== Task prompt ==
Put this sentence from the patent restriction passage into Spanish: "The examiner has required restriction between combination and subcombination inventions."

The examiner has required restriction between combination and subcombination inventions. Where applicant elects a subcombination, and claims thereto are subsequently found allowable, any claim(s) depending from or otherwise requiring all the limitations of the allowable subcombination will be examined for patentability in accordance with 37 CFR 1.104.  See MPEP § 821.04(a).  Applicant is advised that if any claim presented in a continuation or divisional application is anticipated by, or includes all the limitations of, a claim that is allowable in the present application, such claim may be subject to provisional statutory and/or nonstatutory double patenting rejections over the claims of the instant application. 
	Because these inventions are distinct for the reasons given above and have acquired a separate status in the art as shown by their different classification, restriction for examination purposes as indicated is proper.

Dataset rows

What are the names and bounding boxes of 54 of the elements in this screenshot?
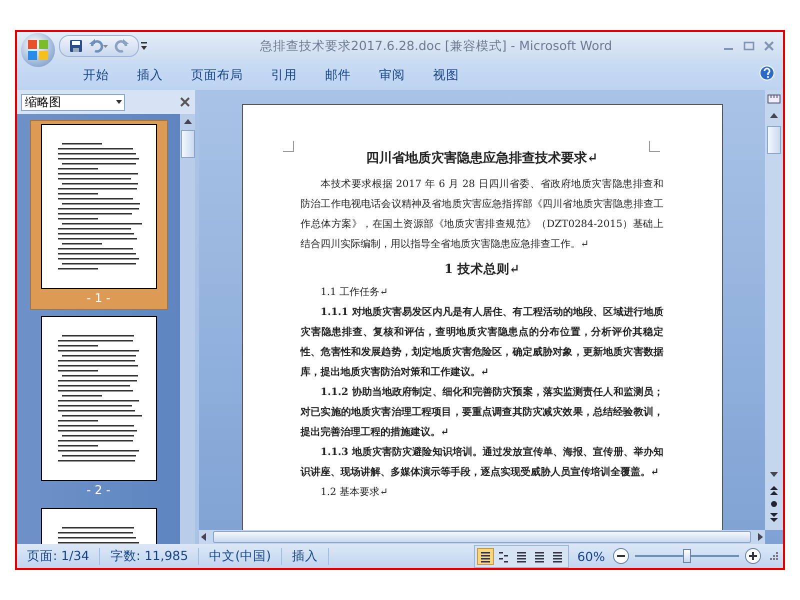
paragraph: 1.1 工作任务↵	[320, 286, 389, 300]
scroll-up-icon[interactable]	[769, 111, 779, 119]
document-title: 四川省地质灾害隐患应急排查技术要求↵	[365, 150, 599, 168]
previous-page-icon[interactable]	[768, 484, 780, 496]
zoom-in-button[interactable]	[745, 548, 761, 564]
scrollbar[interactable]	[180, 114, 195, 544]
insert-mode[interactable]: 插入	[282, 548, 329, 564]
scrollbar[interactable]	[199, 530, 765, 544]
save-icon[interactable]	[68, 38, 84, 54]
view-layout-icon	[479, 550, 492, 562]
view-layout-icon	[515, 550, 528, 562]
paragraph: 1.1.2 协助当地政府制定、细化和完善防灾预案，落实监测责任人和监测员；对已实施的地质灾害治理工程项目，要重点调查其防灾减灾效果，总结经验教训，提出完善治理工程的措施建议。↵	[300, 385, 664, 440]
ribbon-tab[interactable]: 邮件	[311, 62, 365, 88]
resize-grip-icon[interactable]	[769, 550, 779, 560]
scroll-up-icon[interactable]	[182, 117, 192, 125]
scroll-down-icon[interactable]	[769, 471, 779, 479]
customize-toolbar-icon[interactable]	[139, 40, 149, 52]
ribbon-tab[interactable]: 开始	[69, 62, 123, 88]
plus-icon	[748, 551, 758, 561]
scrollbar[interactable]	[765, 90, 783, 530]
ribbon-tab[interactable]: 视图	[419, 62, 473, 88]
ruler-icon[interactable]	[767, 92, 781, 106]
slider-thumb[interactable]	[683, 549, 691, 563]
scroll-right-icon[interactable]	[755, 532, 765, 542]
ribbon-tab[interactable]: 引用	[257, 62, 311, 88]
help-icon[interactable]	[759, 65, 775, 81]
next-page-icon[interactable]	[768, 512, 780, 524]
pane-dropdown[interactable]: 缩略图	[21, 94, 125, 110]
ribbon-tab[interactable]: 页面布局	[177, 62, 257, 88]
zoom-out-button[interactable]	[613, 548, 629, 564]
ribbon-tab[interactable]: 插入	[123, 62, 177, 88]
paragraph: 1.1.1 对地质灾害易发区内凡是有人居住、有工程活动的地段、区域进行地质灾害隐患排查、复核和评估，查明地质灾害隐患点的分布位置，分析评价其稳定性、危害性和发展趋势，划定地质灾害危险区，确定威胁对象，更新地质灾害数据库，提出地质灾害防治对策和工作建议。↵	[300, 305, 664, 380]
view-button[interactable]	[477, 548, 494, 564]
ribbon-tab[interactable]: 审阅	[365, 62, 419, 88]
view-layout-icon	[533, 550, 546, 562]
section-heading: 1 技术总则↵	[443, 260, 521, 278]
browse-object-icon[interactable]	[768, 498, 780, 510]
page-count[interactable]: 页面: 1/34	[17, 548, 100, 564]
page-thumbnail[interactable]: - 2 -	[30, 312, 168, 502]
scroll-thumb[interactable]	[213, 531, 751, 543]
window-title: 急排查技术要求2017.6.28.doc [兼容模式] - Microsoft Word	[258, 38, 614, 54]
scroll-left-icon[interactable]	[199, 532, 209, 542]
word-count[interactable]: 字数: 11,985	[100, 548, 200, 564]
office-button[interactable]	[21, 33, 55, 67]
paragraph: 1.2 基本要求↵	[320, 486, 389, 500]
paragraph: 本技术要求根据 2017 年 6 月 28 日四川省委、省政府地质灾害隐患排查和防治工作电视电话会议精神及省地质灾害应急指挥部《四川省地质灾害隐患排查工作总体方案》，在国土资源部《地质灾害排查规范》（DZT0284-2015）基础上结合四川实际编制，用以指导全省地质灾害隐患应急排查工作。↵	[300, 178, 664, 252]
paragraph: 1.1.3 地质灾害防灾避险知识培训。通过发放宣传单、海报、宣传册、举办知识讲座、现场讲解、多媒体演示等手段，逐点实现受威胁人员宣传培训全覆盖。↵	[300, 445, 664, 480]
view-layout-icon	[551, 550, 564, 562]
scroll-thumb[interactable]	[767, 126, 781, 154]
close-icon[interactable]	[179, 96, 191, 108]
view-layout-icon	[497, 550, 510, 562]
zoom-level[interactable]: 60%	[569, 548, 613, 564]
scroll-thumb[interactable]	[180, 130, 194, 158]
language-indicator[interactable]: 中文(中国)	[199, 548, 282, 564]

* * *

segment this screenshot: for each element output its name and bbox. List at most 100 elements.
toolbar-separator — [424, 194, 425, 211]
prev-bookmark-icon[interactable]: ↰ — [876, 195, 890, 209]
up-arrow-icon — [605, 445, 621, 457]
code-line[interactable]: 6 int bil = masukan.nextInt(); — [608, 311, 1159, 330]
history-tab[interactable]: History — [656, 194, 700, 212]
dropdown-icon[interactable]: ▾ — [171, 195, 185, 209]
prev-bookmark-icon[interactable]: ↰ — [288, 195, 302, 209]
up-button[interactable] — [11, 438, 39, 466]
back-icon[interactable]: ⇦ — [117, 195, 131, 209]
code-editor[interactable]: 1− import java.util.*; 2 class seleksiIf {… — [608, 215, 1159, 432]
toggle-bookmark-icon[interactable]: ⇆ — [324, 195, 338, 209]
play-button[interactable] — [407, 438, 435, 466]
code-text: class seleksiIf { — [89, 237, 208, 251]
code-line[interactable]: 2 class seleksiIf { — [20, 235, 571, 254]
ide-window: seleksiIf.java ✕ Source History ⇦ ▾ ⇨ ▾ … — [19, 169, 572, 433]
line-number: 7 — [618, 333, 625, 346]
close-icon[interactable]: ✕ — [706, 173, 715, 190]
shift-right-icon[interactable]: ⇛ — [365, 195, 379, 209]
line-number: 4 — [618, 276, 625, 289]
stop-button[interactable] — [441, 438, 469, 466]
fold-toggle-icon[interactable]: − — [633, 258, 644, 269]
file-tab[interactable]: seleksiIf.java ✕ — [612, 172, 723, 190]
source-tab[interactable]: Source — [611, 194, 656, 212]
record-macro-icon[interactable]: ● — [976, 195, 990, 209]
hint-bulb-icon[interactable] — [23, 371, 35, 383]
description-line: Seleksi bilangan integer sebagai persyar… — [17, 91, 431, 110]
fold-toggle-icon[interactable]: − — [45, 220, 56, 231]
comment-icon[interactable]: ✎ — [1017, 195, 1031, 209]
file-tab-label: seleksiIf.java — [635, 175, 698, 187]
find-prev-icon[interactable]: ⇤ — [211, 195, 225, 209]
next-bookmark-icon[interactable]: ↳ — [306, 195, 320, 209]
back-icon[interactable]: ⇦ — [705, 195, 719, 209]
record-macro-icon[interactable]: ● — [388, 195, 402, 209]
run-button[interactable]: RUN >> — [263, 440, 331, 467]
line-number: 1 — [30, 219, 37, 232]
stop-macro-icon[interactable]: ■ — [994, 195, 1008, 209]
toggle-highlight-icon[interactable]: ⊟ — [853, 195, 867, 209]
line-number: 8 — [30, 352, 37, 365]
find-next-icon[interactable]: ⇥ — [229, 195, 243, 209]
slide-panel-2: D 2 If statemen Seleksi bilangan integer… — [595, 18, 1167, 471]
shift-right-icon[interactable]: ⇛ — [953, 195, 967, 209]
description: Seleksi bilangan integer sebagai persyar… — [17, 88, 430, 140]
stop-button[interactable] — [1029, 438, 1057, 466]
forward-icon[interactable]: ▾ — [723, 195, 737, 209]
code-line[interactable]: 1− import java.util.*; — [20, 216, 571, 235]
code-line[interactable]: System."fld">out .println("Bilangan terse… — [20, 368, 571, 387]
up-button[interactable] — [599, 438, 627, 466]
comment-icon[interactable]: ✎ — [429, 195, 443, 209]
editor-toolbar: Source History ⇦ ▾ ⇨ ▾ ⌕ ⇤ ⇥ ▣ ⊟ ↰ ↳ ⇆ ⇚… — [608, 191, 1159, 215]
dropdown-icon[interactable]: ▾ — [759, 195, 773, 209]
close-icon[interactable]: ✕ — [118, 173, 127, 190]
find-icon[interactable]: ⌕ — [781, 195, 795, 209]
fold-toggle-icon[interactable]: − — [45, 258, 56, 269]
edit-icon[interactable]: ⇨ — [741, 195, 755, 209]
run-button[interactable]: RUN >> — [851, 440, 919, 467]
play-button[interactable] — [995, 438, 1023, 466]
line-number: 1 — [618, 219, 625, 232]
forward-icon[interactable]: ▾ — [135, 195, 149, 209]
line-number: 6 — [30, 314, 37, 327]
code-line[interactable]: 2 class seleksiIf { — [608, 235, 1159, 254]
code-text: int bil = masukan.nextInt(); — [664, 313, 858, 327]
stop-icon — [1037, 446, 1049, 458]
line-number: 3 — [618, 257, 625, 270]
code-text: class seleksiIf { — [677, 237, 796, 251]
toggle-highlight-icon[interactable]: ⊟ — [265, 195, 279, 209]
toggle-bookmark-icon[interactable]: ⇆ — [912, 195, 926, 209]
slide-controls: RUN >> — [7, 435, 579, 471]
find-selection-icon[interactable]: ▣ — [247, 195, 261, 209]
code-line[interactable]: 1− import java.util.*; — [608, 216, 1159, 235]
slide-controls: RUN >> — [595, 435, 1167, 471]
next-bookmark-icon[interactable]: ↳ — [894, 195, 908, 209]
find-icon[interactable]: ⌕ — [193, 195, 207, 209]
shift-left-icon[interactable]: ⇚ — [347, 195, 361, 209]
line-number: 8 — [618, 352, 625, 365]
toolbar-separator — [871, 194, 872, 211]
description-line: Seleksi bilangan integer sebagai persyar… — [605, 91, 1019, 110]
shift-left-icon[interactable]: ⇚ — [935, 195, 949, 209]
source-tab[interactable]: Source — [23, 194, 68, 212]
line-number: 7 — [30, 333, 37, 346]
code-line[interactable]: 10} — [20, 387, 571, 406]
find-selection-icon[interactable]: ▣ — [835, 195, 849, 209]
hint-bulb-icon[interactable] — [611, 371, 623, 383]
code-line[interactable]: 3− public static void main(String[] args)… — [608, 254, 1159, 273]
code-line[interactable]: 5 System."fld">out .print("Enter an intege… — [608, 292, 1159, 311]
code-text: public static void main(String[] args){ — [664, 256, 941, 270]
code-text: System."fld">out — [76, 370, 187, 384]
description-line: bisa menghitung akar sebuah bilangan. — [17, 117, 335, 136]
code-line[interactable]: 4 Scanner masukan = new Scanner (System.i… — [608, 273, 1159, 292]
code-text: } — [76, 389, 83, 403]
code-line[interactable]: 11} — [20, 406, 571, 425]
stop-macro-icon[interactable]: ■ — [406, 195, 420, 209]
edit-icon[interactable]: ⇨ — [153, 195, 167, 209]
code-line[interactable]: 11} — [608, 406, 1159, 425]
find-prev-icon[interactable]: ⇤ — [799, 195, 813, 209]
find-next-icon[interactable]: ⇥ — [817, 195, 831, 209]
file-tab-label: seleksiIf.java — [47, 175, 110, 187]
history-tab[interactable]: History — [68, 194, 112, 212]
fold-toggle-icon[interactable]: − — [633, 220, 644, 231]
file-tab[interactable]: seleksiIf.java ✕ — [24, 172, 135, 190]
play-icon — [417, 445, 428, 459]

--

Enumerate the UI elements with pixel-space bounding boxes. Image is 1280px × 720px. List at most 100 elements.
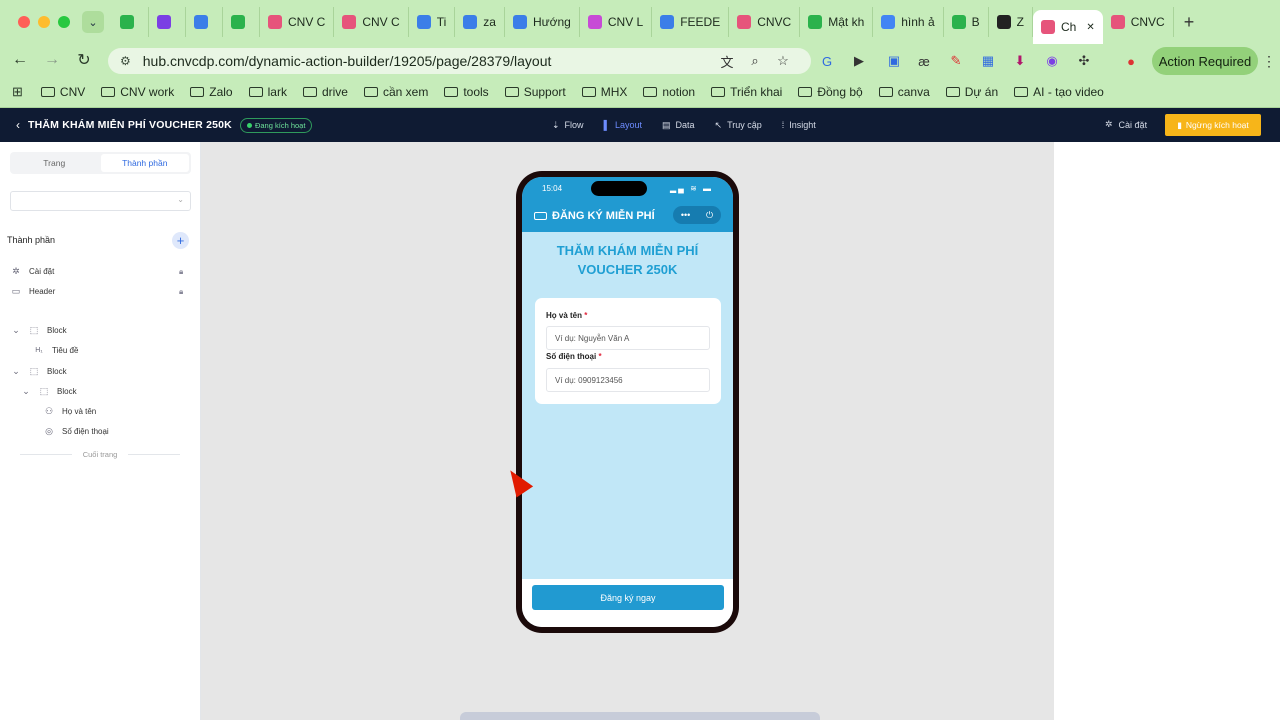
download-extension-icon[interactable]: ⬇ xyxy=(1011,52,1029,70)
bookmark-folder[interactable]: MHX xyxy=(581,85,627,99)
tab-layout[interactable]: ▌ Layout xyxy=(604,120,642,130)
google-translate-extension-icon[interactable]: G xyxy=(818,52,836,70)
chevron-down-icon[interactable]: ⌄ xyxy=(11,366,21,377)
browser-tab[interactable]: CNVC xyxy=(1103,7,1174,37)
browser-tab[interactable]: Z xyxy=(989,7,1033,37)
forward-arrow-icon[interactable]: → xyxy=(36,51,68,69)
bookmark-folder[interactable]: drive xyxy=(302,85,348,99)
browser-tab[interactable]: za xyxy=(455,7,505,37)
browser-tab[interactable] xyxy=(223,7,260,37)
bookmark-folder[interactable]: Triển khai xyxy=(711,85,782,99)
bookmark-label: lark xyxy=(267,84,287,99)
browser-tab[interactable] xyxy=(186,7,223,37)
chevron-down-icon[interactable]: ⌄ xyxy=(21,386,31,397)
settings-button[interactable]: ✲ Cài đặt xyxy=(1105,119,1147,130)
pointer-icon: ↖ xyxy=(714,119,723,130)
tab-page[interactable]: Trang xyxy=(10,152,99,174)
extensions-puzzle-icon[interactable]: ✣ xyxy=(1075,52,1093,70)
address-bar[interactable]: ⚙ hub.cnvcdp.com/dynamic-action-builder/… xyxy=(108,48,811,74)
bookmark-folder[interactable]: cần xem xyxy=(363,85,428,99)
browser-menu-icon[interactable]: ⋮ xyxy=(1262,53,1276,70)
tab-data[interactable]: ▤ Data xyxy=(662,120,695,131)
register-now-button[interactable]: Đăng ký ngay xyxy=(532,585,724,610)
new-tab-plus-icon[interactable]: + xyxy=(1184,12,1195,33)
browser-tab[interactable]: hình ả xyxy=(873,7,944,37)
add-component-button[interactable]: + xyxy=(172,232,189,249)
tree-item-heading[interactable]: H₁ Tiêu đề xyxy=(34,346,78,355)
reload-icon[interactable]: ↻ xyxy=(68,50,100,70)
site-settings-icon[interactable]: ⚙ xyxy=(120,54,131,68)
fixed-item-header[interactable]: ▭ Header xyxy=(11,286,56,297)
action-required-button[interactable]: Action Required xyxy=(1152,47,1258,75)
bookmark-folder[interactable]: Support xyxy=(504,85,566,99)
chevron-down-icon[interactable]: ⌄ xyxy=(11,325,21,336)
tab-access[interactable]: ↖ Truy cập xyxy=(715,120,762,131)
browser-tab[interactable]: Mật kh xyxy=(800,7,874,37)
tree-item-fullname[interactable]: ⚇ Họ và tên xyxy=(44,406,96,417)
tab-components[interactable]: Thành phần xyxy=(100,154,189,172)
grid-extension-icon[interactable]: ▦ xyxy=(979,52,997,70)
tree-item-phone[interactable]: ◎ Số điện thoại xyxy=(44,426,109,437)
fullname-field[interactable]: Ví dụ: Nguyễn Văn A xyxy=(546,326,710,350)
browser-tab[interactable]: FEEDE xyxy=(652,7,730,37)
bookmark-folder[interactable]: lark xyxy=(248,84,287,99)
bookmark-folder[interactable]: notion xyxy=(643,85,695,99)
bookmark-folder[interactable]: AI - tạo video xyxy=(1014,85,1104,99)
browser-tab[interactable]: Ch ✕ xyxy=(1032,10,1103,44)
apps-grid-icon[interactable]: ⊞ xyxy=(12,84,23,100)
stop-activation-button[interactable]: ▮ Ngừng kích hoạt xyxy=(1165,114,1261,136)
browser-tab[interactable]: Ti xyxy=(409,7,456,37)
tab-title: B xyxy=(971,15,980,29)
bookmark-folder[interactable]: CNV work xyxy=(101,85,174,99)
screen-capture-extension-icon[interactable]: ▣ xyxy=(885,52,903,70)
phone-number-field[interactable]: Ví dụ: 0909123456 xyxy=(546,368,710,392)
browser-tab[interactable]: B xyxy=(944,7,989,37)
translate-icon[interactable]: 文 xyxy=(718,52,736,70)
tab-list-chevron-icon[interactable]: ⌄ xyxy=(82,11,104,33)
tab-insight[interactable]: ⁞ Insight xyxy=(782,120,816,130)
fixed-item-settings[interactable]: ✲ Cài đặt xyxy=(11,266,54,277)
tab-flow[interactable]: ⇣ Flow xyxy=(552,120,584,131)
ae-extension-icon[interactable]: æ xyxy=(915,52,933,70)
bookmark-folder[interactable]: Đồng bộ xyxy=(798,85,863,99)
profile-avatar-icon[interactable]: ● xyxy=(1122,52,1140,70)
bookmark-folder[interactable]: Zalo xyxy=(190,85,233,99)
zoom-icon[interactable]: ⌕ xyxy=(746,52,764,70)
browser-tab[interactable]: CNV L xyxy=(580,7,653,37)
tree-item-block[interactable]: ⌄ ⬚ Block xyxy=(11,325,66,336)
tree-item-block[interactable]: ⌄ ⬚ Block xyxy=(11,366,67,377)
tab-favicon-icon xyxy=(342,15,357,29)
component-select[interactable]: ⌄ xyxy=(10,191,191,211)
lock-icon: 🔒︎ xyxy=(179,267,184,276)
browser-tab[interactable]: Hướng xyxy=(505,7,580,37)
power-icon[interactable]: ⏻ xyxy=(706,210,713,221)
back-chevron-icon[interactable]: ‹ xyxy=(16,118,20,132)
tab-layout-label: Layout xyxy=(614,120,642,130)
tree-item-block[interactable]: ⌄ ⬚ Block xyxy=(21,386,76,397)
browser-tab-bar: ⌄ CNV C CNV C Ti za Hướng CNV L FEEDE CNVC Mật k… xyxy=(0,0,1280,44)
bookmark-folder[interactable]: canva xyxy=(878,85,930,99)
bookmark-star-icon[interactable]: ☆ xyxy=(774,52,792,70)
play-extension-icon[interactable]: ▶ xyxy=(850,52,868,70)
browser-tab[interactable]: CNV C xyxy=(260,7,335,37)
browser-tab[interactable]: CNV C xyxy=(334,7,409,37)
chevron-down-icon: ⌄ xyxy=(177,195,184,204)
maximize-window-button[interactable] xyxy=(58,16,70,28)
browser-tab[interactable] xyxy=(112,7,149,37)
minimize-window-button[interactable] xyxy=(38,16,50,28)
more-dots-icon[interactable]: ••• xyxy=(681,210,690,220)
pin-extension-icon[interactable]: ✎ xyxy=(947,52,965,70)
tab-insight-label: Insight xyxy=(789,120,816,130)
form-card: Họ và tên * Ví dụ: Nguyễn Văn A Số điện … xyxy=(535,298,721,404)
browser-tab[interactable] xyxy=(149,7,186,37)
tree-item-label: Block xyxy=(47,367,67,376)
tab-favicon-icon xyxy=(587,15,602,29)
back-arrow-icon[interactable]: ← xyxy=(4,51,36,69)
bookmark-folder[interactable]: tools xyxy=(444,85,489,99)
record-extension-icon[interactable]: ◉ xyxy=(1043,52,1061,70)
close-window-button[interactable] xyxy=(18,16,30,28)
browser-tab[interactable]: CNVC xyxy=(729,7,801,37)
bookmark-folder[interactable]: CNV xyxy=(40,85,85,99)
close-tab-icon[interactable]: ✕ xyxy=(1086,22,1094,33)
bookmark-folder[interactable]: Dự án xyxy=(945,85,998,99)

== Final result ==
El examinador ha exigido una restricción entre las invenciones de combinación y de subcombinación.